━━━ SUPPLIED INFORMATION

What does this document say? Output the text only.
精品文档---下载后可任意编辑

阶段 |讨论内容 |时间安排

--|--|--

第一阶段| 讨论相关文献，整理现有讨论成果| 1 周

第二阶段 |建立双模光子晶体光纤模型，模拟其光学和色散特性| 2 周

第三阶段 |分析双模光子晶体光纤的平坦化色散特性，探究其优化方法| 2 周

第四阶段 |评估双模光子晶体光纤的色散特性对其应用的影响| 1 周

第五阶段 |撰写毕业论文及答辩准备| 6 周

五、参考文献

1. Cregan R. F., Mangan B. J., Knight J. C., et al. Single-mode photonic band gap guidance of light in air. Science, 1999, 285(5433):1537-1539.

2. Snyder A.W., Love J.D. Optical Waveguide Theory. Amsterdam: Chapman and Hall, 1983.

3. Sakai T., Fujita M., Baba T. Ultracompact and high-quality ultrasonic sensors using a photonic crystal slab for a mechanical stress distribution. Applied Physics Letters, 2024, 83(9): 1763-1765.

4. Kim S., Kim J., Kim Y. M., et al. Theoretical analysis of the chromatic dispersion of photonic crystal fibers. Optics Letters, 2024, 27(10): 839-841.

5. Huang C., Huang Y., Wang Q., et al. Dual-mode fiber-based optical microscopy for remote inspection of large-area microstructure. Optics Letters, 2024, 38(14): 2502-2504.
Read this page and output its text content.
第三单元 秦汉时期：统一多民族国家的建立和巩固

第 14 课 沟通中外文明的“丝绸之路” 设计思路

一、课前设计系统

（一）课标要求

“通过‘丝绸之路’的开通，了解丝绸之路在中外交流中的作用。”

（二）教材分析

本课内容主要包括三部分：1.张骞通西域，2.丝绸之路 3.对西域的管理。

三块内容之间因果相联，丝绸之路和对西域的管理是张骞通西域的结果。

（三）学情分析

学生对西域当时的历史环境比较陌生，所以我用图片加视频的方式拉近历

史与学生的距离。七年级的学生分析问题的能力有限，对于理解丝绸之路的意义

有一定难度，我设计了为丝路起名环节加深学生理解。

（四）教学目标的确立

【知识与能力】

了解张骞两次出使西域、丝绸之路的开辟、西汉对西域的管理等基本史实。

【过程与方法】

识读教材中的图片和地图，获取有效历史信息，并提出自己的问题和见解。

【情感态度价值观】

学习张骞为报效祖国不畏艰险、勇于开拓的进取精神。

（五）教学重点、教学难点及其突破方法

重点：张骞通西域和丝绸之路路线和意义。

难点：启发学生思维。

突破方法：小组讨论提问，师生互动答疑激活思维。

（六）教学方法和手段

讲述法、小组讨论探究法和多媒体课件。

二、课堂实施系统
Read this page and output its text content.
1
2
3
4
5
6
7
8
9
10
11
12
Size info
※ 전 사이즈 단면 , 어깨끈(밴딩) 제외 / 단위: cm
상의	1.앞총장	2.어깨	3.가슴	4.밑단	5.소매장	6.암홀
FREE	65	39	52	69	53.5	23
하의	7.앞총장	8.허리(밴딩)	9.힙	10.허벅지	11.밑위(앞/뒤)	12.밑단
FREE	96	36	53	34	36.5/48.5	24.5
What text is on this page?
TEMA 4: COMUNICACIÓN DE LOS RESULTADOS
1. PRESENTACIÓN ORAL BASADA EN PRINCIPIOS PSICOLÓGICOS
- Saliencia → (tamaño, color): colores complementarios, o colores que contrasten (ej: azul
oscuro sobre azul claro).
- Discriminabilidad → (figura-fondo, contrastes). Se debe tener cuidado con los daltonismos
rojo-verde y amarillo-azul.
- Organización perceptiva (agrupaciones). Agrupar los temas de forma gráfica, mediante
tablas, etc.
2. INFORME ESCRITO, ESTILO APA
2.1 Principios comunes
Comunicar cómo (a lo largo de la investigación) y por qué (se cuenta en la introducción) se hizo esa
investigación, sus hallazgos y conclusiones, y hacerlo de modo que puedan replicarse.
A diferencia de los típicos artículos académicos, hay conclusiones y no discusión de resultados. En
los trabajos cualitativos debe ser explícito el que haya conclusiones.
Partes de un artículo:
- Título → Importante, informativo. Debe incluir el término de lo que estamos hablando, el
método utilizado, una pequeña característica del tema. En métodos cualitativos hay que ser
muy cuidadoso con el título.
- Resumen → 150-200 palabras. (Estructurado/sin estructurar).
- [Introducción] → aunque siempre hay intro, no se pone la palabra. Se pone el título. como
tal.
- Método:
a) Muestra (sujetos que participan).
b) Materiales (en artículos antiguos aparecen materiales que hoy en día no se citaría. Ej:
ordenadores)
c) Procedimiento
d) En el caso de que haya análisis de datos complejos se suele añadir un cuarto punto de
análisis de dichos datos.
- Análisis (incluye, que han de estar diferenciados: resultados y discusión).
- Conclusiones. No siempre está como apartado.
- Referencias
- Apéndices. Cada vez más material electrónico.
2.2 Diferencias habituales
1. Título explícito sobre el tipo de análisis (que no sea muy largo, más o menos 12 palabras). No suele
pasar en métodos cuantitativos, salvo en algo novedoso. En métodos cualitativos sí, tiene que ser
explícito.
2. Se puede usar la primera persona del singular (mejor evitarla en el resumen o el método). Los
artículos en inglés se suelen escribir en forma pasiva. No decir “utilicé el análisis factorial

━━━━━━

REQUIREMENT.
All the data must be duplicated exactly, with nothing added or removed.

THE ANSWER.
What does this document say? Output the text only.
精品文档---下载后可任意编辑

阶段 |讨论内容 |时间安排

--|--|--

第一阶段| 讨论相关文献，整理现有讨论成果| 1 周

第二阶段 |建立双模光子晶体光纤模型，模拟其光学和色散特性| 2 周

第三阶段 |分析双模光子晶体光纤的平坦化色散特性，探究其优化方法| 2 周

第四阶段 |评估双模光子晶体光纤的色散特性对其应用的影响| 1 周

第五阶段 |撰写毕业论文及答辩准备| 6 周

五、参考文献

1. Cregan R. F., Mangan B. J., Knight J. C., et al. Single-mode photonic band gap guidance of light in air. Science, 1999, 285(5433):1537-1539.

2. Snyder A.W., Love J.D. Optical Waveguide Theory. Amsterdam: Chapman and Hall, 1983.

3. Sakai T., Fujita M., Baba T. Ultracompact and high-quality ultrasonic sensors using a photonic crystal slab for a mechanical stress distribution. Applied Physics Letters, 2024, 83(9): 1763-1765.

4. Kim S., Kim J., Kim Y. M., et al. Theoretical analysis of the chromatic dispersion of photonic crystal fibers. Optics Letters, 2024, 27(10): 839-841.

5. Huang C., Huang Y., Wang Q., et al. Dual-mode fiber-based optical microscopy for remote inspection of large-area microstructure. Optics Letters, 2024, 38(14): 2502-2504.
Read this page and output its text content.
第三单元 秦汉时期：统一多民族国家的建立和巩固

第 14 课 沟通中外文明的“丝绸之路” 设计思路

一、课前设计系统

（一）课标要求

“通过‘丝绸之路’的开通，了解丝绸之路在中外交流中的作用。”

（二）教材分析

本课内容主要包括三部分：1.张骞通西域，2.丝绸之路 3.对西域的管理。

三块内容之间因果相联，丝绸之路和对西域的管理是张骞通西域的结果。

（三）学情分析

学生对西域当时的历史环境比较陌生，所以我用图片加视频的方式拉近历

史与学生的距离。七年级的学生分析问题的能力有限，对于理解丝绸之路的意义

有一定难度，我设计了为丝路起名环节加深学生理解。

（四）教学目标的确立

【知识与能力】

了解张骞两次出使西域、丝绸之路的开辟、西汉对西域的管理等基本史实。

【过程与方法】

识读教材中的图片和地图，获取有效历史信息，并提出自己的问题和见解。

【情感态度价值观】

学习张骞为报效祖国不畏艰险、勇于开拓的进取精神。

（五）教学重点、教学难点及其突破方法

重点：张骞通西域和丝绸之路路线和意义。

难点：启发学生思维。

突破方法：小组讨论提问，师生互动答疑激活思维。

（六）教学方法和手段

讲述法、小组讨论探究法和多媒体课件。

二、课堂实施系统
Read this page and output its text content.
1
2
3
4
5
6
7
8
9
10
11
12
Size info
※ 전 사이즈 단면 , 어깨끈(밴딩) 제외 / 단위: cm
상의	1.앞총장	2.어깨	3.가슴	4.밑단	5.소매장	6.암홀
FREE	65	39	52	69	53.5	23
하의	7.앞총장	8.허리(밴딩)	9.힙	10.허벅지	11.밑위(앞/뒤)	12.밑단
FREE	96	36	53	34	36.5/48.5	24.5
What text is on this page?
TEMA 4: COMUNICACIÓN DE LOS RESULTADOS
1. PRESENTACIÓN ORAL BASADA EN PRINCIPIOS PSICOLÓGICOS
- Saliencia → (tamaño, color): colores complementarios, o colores que contrasten (ej: azul
oscuro sobre azul claro).
- Discriminabilidad → (figura-fondo, contrastes). Se debe tener cuidado con los daltonismos
rojo-verde y amarillo-azul.
- Organización perceptiva (agrupaciones). Agrupar los temas de forma gráfica, mediante
tablas, etc.
2. INFORME ESCRITO, ESTILO APA
2.1 Principios comunes
Comunicar cómo (a lo largo de la investigación) y por qué (se cuenta en la introducción) se hizo esa
investigación, sus hallazgos y conclusiones, y hacerlo de modo que puedan replicarse.
A diferencia de los típicos artículos académicos, hay conclusiones y no discusión de resultados. En
los trabajos cualitativos debe ser explícito el que haya conclusiones.
Partes de un artículo:
- Título → Importante, informativo. Debe incluir el término de lo que estamos hablando, el
método utilizado, una pequeña característica del tema. En métodos cualitativos hay que ser
muy cuidadoso con el título.
- Resumen → 150-200 palabras. (Estructurado/sin estructurar).
- [Introducción] → aunque siempre hay intro, no se pone la palabra. Se pone el título. como
tal.
- Método:
a) Muestra (sujetos que participan).
b) Materiales (en artículos antiguos aparecen materiales que hoy en día no se citaría. Ej:
ordenadores)
c) Procedimiento
d) En el caso de que haya análisis de datos complejos se suele añadir un cuarto punto de
análisis de dichos datos.
- Análisis (incluye, que han de estar diferenciados: resultados y discusión).
- Conclusiones. No siempre está como apartado.
- Referencias
- Apéndices. Cada vez más material electrónico.
2.2 Diferencias habituales
1. Título explícito sobre el tipo de análisis (que no sea muy largo, más o menos 12 palabras). No suele
pasar en métodos cuantitativos, salvo en algo novedoso. En métodos cualitativos sí, tiene que ser
explícito.
2. Se puede usar la primera persona del singular (mejor evitarla en el resumen o el método). Los
artículos en inglés se suelen escribir en forma pasiva. No decir “utilicé el análisis factorial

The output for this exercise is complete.